** BEGIN Entries provided **

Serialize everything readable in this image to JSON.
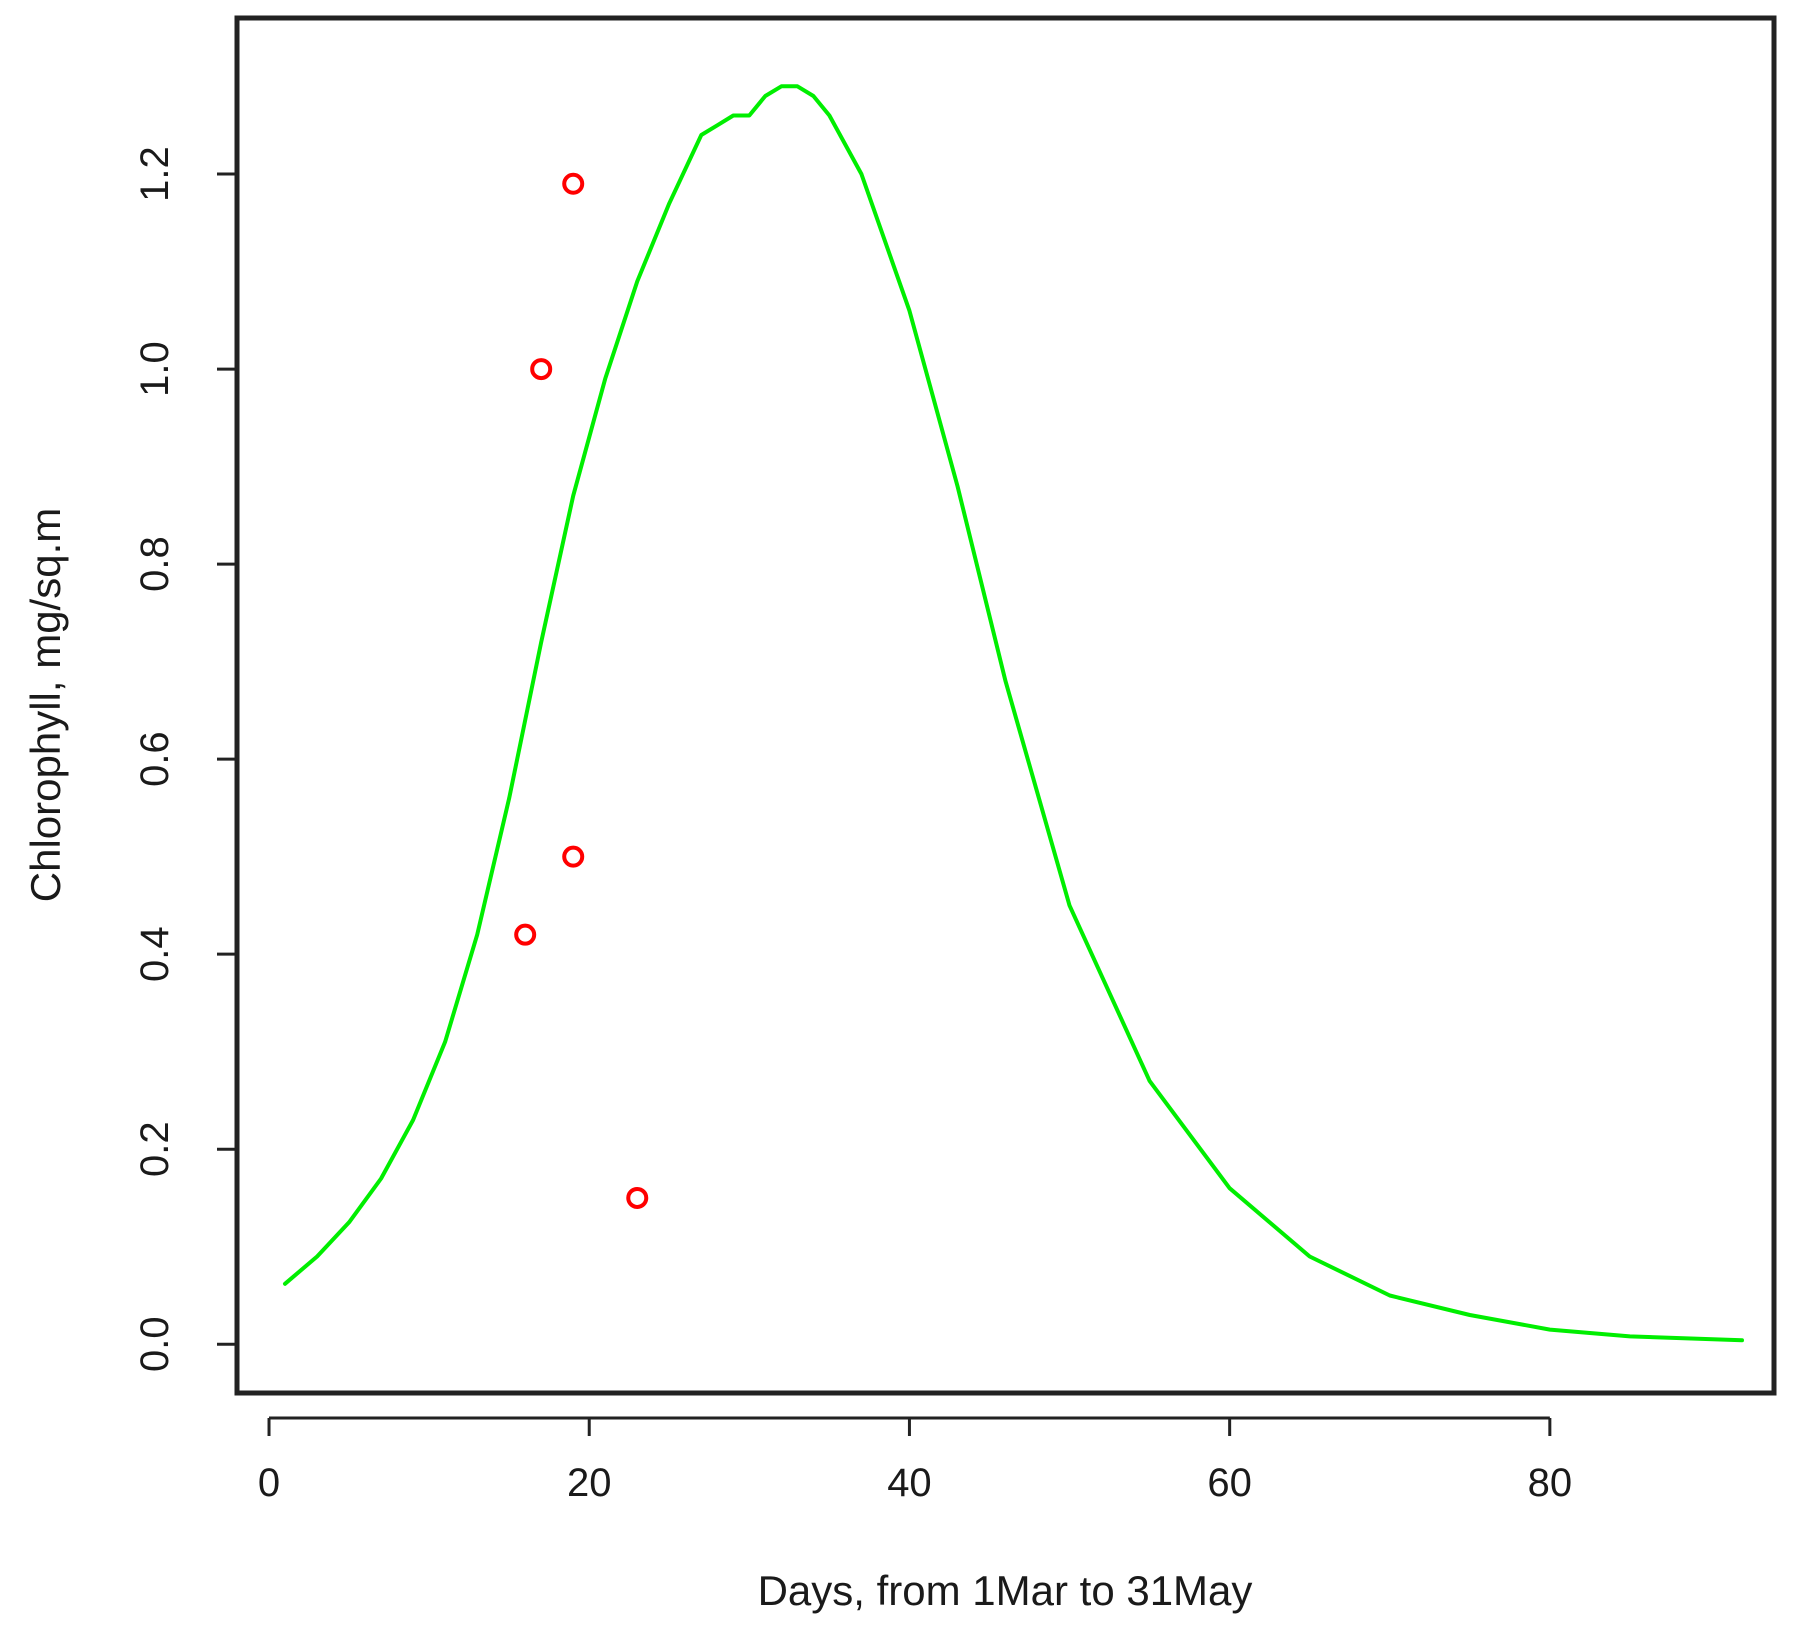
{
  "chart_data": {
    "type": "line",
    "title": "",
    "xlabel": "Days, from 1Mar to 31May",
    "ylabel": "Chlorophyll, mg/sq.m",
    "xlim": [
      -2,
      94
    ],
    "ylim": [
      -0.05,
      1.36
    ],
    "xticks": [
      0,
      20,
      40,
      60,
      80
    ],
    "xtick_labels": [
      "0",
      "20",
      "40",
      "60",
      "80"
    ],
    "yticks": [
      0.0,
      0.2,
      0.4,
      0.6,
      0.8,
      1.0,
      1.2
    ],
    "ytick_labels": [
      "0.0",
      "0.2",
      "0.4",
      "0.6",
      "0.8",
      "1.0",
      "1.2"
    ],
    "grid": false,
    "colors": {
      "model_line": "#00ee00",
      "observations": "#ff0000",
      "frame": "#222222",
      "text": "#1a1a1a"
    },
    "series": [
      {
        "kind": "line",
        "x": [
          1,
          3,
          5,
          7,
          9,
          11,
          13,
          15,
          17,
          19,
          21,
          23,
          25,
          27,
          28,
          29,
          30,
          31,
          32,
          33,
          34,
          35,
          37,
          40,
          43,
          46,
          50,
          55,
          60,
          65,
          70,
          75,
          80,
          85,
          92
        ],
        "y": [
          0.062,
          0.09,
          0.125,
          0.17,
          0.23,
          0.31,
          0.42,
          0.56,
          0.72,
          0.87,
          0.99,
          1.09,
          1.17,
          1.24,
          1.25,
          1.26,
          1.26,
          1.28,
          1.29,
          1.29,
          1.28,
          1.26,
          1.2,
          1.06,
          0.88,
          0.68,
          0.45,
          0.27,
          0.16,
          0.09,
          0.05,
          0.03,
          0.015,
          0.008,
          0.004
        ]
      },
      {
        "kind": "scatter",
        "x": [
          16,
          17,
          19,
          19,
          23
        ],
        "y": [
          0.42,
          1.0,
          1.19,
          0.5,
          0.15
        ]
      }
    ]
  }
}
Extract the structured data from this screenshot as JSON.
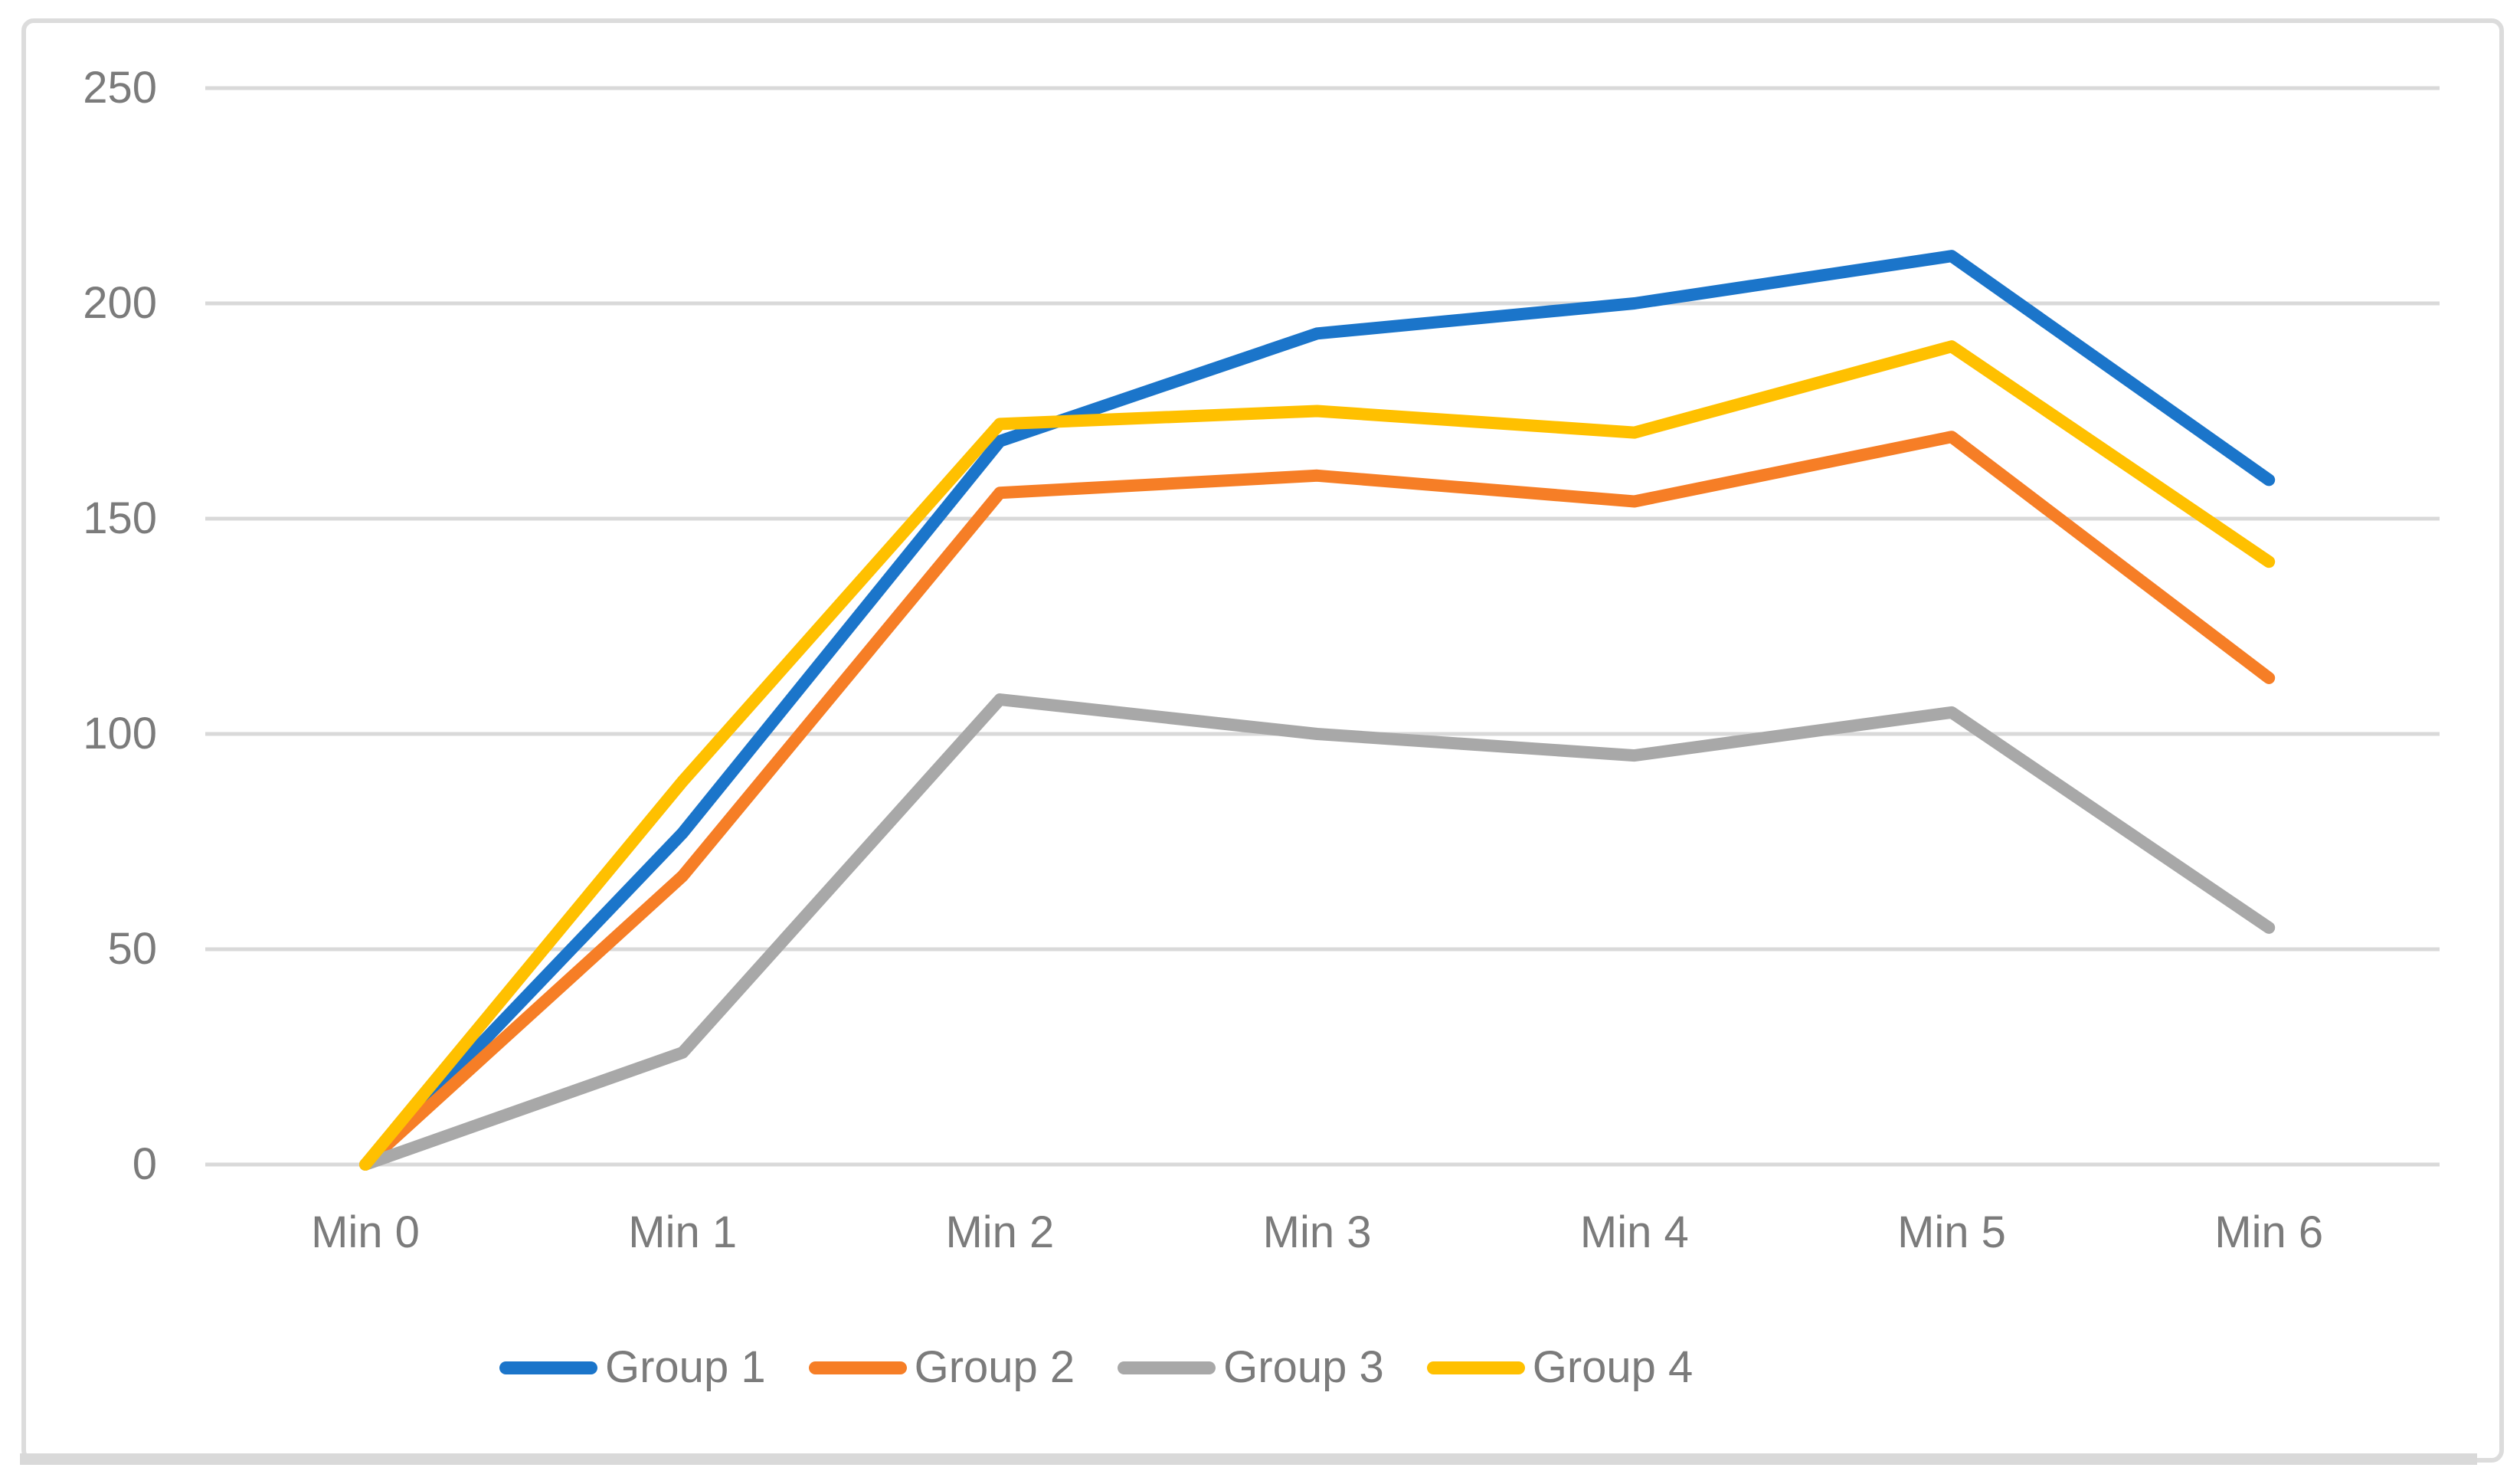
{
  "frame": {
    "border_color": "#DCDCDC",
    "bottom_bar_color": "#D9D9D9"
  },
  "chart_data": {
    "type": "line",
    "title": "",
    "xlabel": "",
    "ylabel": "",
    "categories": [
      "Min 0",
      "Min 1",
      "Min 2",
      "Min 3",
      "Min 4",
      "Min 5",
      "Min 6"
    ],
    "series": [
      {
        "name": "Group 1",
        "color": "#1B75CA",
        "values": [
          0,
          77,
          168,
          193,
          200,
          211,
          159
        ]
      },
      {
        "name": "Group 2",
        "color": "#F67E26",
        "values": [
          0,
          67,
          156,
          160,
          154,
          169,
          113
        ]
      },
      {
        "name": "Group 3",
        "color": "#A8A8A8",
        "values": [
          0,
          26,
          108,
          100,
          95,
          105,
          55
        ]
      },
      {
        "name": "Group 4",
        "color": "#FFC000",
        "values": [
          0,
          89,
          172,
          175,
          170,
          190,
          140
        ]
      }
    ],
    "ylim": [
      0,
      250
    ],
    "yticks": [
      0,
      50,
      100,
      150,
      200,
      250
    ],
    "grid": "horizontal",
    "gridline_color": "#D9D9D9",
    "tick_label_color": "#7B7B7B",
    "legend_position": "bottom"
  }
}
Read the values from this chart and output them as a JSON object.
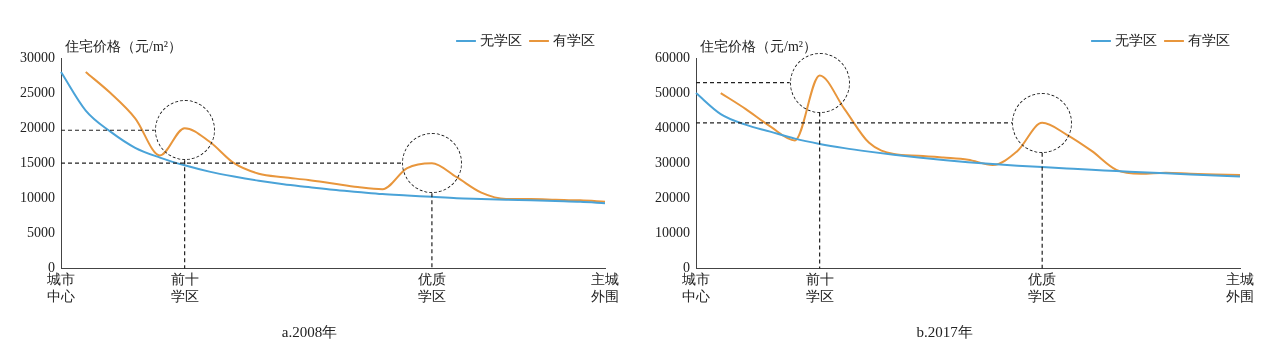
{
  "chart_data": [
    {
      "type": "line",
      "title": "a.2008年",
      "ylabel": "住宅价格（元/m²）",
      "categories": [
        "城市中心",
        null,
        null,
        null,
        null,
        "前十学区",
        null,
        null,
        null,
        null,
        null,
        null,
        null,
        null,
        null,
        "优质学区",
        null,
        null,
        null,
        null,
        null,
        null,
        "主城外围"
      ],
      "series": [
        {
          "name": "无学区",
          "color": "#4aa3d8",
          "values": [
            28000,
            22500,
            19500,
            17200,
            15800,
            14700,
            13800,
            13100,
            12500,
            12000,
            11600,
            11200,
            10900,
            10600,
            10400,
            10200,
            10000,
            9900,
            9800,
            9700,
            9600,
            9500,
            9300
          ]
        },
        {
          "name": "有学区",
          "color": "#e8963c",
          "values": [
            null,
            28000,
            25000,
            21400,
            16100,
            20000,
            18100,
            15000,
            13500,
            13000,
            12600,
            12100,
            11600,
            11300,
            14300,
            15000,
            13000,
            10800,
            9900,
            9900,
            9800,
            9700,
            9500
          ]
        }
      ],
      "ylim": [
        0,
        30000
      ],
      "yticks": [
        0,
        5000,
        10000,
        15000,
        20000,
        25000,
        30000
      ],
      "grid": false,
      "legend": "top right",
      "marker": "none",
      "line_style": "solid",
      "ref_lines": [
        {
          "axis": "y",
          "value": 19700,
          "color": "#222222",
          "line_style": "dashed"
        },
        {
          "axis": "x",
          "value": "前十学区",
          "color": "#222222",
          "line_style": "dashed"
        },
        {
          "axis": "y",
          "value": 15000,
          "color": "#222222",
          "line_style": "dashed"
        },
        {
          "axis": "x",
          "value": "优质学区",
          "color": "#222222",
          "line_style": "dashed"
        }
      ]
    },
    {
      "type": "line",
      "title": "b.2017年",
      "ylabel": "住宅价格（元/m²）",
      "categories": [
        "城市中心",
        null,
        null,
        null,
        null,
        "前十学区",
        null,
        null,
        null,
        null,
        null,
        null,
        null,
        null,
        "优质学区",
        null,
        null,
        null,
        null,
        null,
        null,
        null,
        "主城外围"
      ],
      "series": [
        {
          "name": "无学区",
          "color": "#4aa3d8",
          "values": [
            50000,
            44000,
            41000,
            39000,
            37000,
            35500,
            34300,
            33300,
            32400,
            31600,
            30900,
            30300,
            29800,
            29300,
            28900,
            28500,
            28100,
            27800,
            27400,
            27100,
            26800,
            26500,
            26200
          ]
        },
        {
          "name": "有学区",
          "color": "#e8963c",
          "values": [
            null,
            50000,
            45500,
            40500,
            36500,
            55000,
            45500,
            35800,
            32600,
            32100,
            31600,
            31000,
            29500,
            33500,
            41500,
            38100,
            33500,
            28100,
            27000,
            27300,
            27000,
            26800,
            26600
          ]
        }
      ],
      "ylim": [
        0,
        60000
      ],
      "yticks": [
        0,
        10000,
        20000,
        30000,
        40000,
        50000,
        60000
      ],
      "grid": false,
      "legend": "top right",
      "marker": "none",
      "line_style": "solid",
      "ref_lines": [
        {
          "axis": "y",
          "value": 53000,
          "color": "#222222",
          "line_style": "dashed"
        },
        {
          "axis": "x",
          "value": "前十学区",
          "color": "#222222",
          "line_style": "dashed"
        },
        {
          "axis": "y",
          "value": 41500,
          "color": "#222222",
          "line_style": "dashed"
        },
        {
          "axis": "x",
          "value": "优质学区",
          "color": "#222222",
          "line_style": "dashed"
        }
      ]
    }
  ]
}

** END Entries provided **

Report how many lines in the data contain the word "JSON", with no words besides the number.

Written solution -> 3